» THE TASK
Give back the records below exactly, every one, with no pictures.

Figure dataset records
— Start —
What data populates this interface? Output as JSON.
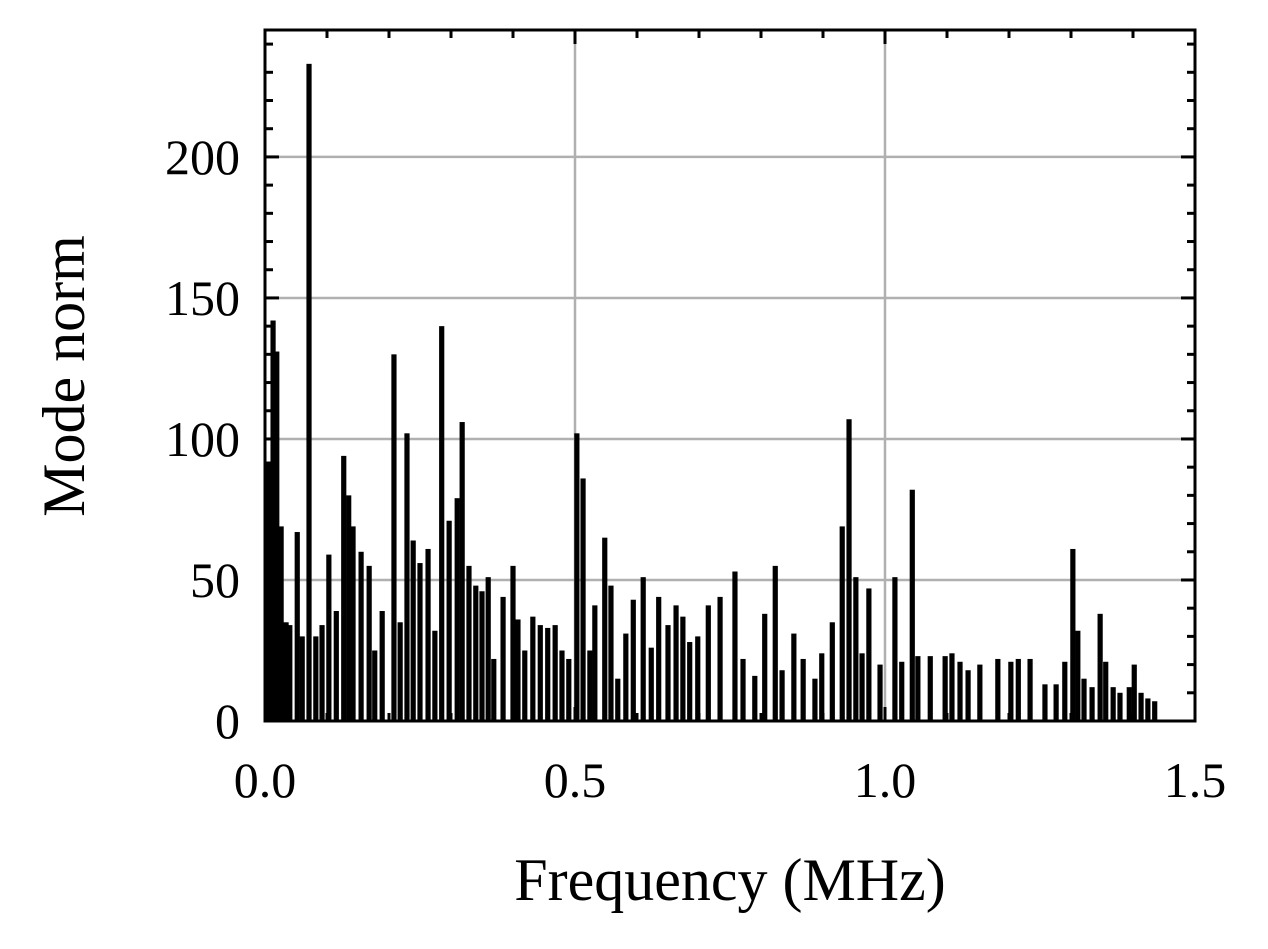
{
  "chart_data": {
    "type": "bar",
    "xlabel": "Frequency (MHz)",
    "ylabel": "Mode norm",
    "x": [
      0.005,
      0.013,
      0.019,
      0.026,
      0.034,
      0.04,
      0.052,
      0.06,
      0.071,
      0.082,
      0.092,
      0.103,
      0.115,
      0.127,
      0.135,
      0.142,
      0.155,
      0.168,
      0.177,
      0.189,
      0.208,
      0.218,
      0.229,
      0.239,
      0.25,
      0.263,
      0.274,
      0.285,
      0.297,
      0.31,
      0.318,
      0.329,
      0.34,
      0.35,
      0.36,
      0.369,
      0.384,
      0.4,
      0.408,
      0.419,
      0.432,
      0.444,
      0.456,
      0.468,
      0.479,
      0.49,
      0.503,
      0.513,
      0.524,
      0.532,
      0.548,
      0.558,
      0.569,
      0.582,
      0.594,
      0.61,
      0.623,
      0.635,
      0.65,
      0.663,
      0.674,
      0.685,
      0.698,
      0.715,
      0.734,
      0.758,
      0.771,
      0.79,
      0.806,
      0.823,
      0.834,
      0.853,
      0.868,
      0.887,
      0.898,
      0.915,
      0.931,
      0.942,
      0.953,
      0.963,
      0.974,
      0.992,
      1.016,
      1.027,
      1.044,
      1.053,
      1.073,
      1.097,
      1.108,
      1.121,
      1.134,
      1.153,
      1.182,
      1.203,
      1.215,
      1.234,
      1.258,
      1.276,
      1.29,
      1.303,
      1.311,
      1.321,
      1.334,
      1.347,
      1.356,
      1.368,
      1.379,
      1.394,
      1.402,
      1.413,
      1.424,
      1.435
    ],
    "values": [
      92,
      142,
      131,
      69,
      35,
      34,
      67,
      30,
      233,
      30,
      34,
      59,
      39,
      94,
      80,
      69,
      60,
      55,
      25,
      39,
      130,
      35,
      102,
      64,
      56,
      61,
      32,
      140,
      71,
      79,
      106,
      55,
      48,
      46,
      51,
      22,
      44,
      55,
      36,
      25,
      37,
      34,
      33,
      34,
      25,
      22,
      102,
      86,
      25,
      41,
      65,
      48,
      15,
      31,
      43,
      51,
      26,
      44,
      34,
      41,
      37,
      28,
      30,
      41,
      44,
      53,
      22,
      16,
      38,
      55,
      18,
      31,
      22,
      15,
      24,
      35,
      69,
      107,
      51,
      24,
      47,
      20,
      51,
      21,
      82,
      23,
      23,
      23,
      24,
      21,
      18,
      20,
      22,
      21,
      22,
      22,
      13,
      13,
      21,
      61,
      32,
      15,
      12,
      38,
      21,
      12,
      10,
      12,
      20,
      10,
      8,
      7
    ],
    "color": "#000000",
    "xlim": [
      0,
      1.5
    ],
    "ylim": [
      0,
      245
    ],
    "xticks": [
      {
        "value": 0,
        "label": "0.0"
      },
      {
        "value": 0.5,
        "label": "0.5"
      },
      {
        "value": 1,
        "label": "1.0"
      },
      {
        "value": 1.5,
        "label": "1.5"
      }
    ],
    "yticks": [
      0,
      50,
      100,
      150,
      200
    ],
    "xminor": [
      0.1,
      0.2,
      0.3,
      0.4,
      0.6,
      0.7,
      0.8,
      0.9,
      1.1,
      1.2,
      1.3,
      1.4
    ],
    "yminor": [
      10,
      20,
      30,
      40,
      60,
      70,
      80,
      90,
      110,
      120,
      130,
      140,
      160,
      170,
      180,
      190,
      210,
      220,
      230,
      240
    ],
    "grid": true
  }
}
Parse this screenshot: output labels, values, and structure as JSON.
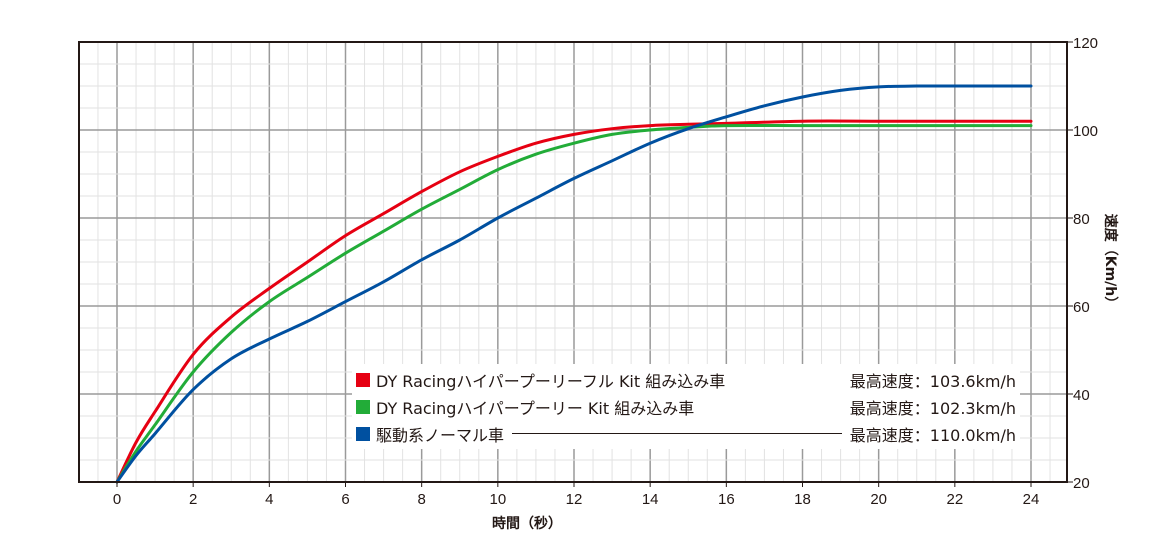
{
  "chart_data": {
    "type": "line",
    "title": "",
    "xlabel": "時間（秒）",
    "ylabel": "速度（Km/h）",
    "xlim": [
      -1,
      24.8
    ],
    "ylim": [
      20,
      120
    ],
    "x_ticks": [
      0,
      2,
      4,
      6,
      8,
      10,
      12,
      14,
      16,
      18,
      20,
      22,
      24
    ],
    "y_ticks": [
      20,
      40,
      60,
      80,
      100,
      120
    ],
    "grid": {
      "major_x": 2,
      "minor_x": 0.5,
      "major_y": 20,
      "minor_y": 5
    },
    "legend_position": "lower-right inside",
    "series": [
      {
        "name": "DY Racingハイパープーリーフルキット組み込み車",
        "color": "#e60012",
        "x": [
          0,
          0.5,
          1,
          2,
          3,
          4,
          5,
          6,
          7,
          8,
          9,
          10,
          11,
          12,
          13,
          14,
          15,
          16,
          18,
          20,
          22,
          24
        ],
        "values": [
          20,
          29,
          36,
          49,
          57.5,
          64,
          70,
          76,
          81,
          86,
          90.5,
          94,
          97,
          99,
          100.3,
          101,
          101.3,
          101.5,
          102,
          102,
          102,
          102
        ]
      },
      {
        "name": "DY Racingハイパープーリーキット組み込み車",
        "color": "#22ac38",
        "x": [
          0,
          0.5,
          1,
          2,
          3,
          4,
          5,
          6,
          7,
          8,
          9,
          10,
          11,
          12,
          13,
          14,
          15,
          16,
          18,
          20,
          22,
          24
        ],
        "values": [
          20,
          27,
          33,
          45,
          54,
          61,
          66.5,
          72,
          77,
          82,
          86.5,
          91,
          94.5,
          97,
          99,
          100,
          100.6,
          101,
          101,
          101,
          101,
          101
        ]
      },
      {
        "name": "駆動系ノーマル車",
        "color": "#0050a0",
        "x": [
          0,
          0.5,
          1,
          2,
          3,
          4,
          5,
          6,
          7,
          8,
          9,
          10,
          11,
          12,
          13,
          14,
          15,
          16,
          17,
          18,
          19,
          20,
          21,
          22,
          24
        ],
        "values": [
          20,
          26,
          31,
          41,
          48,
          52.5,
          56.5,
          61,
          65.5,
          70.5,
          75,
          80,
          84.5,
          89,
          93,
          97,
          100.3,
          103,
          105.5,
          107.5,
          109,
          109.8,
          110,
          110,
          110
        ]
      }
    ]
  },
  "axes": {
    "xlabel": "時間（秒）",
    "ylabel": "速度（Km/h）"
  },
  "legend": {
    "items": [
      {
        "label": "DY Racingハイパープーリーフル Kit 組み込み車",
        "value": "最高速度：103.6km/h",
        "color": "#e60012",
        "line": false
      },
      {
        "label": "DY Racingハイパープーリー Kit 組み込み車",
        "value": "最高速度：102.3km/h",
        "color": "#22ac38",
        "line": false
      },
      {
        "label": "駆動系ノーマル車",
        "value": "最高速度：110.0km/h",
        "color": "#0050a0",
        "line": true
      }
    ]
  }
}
— End —
» ANSWER BELOW
What data populates this interface? Output as JSON.
{
  "chart_data": {
    "type": "bar",
    "xlabel": "Frequency (MHz)",
    "ylabel": "Mode norm",
    "x": [
      0.005,
      0.013,
      0.019,
      0.026,
      0.034,
      0.04,
      0.052,
      0.06,
      0.071,
      0.082,
      0.092,
      0.103,
      0.115,
      0.127,
      0.135,
      0.142,
      0.155,
      0.168,
      0.177,
      0.189,
      0.208,
      0.218,
      0.229,
      0.239,
      0.25,
      0.263,
      0.274,
      0.285,
      0.297,
      0.31,
      0.318,
      0.329,
      0.34,
      0.35,
      0.36,
      0.369,
      0.384,
      0.4,
      0.408,
      0.419,
      0.432,
      0.444,
      0.456,
      0.468,
      0.479,
      0.49,
      0.503,
      0.513,
      0.524,
      0.532,
      0.548,
      0.558,
      0.569,
      0.582,
      0.594,
      0.61,
      0.623,
      0.635,
      0.65,
      0.663,
      0.674,
      0.685,
      0.698,
      0.715,
      0.734,
      0.758,
      0.771,
      0.79,
      0.806,
      0.823,
      0.834,
      0.853,
      0.868,
      0.887,
      0.898,
      0.915,
      0.931,
      0.942,
      0.953,
      0.963,
      0.974,
      0.992,
      1.016,
      1.027,
      1.044,
      1.053,
      1.073,
      1.097,
      1.108,
      1.121,
      1.134,
      1.153,
      1.182,
      1.203,
      1.215,
      1.234,
      1.258,
      1.276,
      1.29,
      1.303,
      1.311,
      1.321,
      1.334,
      1.347,
      1.356,
      1.368,
      1.379,
      1.394,
      1.402,
      1.413,
      1.424,
      1.435
    ],
    "values": [
      92,
      142,
      131,
      69,
      35,
      34,
      67,
      30,
      233,
      30,
      34,
      59,
      39,
      94,
      80,
      69,
      60,
      55,
      25,
      39,
      130,
      35,
      102,
      64,
      56,
      61,
      32,
      140,
      71,
      79,
      106,
      55,
      48,
      46,
      51,
      22,
      44,
      55,
      36,
      25,
      37,
      34,
      33,
      34,
      25,
      22,
      102,
      86,
      25,
      41,
      65,
      48,
      15,
      31,
      43,
      51,
      26,
      44,
      34,
      41,
      37,
      28,
      30,
      41,
      44,
      53,
      22,
      16,
      38,
      55,
      18,
      31,
      22,
      15,
      24,
      35,
      69,
      107,
      51,
      24,
      47,
      20,
      51,
      21,
      82,
      23,
      23,
      23,
      24,
      21,
      18,
      20,
      22,
      21,
      22,
      22,
      13,
      13,
      21,
      61,
      32,
      15,
      12,
      38,
      21,
      12,
      10,
      12,
      20,
      10,
      8,
      7
    ],
    "color": "#000000",
    "xlim": [
      0,
      1.5
    ],
    "ylim": [
      0,
      245
    ],
    "xticks": [
      {
        "value": 0,
        "label": "0.0"
      },
      {
        "value": 0.5,
        "label": "0.5"
      },
      {
        "value": 1,
        "label": "1.0"
      },
      {
        "value": 1.5,
        "label": "1.5"
      }
    ],
    "yticks": [
      0,
      50,
      100,
      150,
      200
    ],
    "xminor": [
      0.1,
      0.2,
      0.3,
      0.4,
      0.6,
      0.7,
      0.8,
      0.9,
      1.1,
      1.2,
      1.3,
      1.4
    ],
    "yminor": [
      10,
      20,
      30,
      40,
      60,
      70,
      80,
      90,
      110,
      120,
      130,
      140,
      160,
      170,
      180,
      190,
      210,
      220,
      230,
      240
    ],
    "grid": true
  }
}
Parse this screenshot: output labels, values, and structure as JSON.
{
  "chart_data": {
    "type": "line",
    "title": "",
    "xlabel": "時間（秒）",
    "ylabel": "速度（Km/h）",
    "xlim": [
      -1,
      24.8
    ],
    "ylim": [
      20,
      120
    ],
    "x_ticks": [
      0,
      2,
      4,
      6,
      8,
      10,
      12,
      14,
      16,
      18,
      20,
      22,
      24
    ],
    "y_ticks": [
      20,
      40,
      60,
      80,
      100,
      120
    ],
    "grid": {
      "major_x": 2,
      "minor_x": 0.5,
      "major_y": 20,
      "minor_y": 5
    },
    "legend_position": "lower-right inside",
    "series": [
      {
        "name": "DY Racingハイパープーリーフルキット組み込み車",
        "color": "#e60012",
        "x": [
          0,
          0.5,
          1,
          2,
          3,
          4,
          5,
          6,
          7,
          8,
          9,
          10,
          11,
          12,
          13,
          14,
          15,
          16,
          18,
          20,
          22,
          24
        ],
        "values": [
          20,
          29,
          36,
          49,
          57.5,
          64,
          70,
          76,
          81,
          86,
          90.5,
          94,
          97,
          99,
          100.3,
          101,
          101.3,
          101.5,
          102,
          102,
          102,
          102
        ]
      },
      {
        "name": "DY Racingハイパープーリーキット組み込み車",
        "color": "#22ac38",
        "x": [
          0,
          0.5,
          1,
          2,
          3,
          4,
          5,
          6,
          7,
          8,
          9,
          10,
          11,
          12,
          13,
          14,
          15,
          16,
          18,
          20,
          22,
          24
        ],
        "values": [
          20,
          27,
          33,
          45,
          54,
          61,
          66.5,
          72,
          77,
          82,
          86.5,
          91,
          94.5,
          97,
          99,
          100,
          100.6,
          101,
          101,
          101,
          101,
          101
        ]
      },
      {
        "name": "駆動系ノーマル車",
        "color": "#0050a0",
        "x": [
          0,
          0.5,
          1,
          2,
          3,
          4,
          5,
          6,
          7,
          8,
          9,
          10,
          11,
          12,
          13,
          14,
          15,
          16,
          17,
          18,
          19,
          20,
          21,
          22,
          24
        ],
        "values": [
          20,
          26,
          31,
          41,
          48,
          52.5,
          56.5,
          61,
          65.5,
          70.5,
          75,
          80,
          84.5,
          89,
          93,
          97,
          100.3,
          103,
          105.5,
          107.5,
          109,
          109.8,
          110,
          110,
          110
        ]
      }
    ]
  },
  "axes": {
    "xlabel": "時間（秒）",
    "ylabel": "速度（Km/h）"
  },
  "legend": {
    "items": [
      {
        "label": "DY Racingハイパープーリーフル Kit 組み込み車",
        "value": "最高速度：103.6km/h",
        "color": "#e60012",
        "line": false
      },
      {
        "label": "DY Racingハイパープーリー Kit 組み込み車",
        "value": "最高速度：102.3km/h",
        "color": "#22ac38",
        "line": false
      },
      {
        "label": "駆動系ノーマル車",
        "value": "最高速度：110.0km/h",
        "color": "#0050a0",
        "line": true
      }
    ]
  }
}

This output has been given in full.